### PASSAGE PROVIDED
----------

By Henry A. Kissinger, Published: March 5

Henry A. Kissinger was secretary of state from 1973 to 1977.

Public discussion on Ukraine is all about confrontation. But do we know where we are going? In my life, I have seen four wars begun with great enthusiasm and public support, all of which we did not know how to end and from three of which we withdrew unilaterally. The test of policy is how it ends, not how it begins.

Far too often the Ukrainian issue is posed as a showdown: whether Ukraine joins the East or the West. But if Ukraine is to survive and thrive, it must not be either side’s outpost against the other — it should function as a bridge between them.


Russia must accept that to try to force Ukraine into a satellite status, and thereby move Russia’s borders again, would doom Moscow to repeat its history of self-fulfilling cycles of reciprocal pressures with Europe and the United States.

The West must understand that, to Russia, Ukraine can never be just a foreign country. Russian history began in what was called Kievan-Rus. The Russian religion spread from there. Ukraine has been part of Russia for centuries, and their histories were intertwined before then. Some of the most important battles for Russian freedom, starting with the Battle of Poltava in 1709 , were fought on Ukrainian soil. The Black Sea Fleet — Russia’s means of projecting power in the Mediterranean — is based by long-term lease in Sevastopol, in Crimea. Even such famed dissidents as Aleksandr Solzhenitsyn and Joseph Brodsky insisted that Ukraine was an integral part of Russian history and, indeed, of Russia.

----------

### TASKS FOR THIS EXERCISE
• a. In the passage on Ukraine, where is the Black Sea Fleet based?
• b. Please quote the passage on Ukraine from "By Henry A." up to and including "how it begins.".

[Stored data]
----------

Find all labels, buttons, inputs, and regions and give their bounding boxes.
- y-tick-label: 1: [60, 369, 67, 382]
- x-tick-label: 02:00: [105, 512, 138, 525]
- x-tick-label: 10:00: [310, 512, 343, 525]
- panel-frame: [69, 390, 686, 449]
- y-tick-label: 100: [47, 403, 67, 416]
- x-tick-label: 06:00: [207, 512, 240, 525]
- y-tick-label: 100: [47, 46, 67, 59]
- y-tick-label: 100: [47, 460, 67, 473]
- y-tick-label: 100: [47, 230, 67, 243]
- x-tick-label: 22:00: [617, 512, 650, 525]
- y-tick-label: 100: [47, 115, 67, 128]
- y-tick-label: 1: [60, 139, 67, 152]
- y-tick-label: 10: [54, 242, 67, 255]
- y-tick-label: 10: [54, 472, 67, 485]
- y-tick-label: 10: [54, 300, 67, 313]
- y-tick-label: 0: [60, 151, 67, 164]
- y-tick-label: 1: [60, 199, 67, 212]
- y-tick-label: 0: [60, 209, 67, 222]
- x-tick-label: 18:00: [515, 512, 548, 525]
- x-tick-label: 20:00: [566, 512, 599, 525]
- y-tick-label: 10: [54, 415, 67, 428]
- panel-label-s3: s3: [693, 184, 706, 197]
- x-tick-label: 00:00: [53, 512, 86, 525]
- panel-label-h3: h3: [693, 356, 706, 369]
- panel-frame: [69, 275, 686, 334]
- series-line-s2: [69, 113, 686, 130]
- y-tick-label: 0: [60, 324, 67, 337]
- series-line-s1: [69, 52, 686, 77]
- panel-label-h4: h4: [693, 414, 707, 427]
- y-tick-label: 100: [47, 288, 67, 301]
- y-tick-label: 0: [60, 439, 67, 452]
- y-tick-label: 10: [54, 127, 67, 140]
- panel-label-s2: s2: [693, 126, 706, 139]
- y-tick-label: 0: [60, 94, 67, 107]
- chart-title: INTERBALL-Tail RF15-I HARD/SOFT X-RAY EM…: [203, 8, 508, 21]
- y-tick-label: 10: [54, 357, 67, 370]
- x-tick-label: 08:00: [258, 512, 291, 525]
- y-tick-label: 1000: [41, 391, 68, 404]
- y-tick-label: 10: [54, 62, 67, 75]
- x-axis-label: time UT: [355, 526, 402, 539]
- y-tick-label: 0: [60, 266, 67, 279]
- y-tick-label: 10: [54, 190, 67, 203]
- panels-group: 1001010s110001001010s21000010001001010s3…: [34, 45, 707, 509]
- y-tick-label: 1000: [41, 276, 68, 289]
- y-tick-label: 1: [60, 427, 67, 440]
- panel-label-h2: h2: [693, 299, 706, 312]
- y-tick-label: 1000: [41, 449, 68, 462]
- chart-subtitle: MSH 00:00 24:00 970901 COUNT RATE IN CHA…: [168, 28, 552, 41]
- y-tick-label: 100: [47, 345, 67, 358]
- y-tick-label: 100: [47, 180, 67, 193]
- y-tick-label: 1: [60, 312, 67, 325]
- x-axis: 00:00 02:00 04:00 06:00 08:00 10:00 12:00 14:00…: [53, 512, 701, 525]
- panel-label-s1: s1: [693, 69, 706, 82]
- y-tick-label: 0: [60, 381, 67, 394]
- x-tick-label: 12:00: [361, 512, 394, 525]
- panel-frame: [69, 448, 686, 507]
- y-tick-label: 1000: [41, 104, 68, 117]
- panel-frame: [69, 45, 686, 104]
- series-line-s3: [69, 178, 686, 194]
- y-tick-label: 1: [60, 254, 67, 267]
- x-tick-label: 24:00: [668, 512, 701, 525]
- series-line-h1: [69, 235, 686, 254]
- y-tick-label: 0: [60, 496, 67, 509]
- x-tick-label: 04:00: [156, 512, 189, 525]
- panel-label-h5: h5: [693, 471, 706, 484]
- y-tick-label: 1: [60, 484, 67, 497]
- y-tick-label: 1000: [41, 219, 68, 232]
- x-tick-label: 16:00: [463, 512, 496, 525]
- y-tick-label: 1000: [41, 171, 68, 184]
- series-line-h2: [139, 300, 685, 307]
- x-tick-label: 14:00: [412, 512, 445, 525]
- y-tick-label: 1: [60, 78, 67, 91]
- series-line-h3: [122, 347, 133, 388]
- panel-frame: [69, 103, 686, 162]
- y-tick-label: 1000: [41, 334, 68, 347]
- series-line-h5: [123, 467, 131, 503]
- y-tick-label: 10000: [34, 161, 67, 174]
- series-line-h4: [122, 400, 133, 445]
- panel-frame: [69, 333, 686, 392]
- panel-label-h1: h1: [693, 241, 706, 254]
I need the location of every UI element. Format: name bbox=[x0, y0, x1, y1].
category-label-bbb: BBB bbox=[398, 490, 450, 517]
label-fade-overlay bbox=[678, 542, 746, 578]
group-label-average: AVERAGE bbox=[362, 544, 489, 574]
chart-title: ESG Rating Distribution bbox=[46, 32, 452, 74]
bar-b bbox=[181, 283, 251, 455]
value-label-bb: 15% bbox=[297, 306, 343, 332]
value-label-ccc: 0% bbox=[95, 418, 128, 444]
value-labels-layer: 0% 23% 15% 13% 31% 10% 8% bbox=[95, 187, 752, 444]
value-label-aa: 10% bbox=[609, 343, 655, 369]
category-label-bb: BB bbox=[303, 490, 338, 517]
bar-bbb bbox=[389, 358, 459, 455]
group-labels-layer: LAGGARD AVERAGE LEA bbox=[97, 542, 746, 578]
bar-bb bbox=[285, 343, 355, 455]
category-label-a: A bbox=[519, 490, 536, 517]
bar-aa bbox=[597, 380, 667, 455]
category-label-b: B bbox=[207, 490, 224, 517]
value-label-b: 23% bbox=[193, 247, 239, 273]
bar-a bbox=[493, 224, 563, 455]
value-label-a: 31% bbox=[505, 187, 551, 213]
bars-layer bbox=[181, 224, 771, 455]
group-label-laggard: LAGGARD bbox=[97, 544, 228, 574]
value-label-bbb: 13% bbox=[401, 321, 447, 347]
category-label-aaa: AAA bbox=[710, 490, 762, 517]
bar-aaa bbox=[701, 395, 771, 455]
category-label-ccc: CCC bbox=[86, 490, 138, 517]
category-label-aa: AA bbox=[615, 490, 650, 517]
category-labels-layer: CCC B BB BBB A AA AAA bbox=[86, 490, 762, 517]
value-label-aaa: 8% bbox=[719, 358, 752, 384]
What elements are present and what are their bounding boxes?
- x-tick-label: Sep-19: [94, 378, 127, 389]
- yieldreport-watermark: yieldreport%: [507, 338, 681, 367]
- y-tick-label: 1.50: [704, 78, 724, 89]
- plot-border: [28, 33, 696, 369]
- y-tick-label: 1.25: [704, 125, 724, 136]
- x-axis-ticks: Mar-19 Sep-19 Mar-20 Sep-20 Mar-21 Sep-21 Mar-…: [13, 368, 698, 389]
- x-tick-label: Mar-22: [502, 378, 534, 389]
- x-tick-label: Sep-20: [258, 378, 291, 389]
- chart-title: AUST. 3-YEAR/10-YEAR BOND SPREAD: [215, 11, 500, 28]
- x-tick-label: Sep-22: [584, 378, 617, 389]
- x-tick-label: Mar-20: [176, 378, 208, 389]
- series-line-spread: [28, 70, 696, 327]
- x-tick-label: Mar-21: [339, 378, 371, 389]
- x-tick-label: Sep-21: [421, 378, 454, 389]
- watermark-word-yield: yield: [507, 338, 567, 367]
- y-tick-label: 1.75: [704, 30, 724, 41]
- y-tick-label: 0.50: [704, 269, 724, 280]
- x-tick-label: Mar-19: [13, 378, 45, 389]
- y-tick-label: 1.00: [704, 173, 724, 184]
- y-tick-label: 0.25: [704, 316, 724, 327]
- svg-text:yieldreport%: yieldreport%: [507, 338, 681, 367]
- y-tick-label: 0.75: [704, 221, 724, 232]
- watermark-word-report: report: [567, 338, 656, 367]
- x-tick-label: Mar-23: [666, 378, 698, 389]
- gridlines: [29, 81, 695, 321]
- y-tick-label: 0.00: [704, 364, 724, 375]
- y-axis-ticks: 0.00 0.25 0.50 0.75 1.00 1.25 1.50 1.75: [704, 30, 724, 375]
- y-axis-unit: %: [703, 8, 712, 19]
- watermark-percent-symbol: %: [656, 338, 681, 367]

----------

### ANSWER SET
• a. It is based by long-term lease in Sevastopol, in Crimea.

• b.
By Henry A. Kissinger, Published: March 5

Henry A. Kissinger was secretary of state from 1973 to 1977.

Public discussion on Ukraine is all about confrontation. But do we know where we are going? In my life, I have seen four wars begun with great enthusiasm and public support, all of which we did not know how to end and from three of which we withdrew unilaterally. The test of policy is how it ends, not how it begins.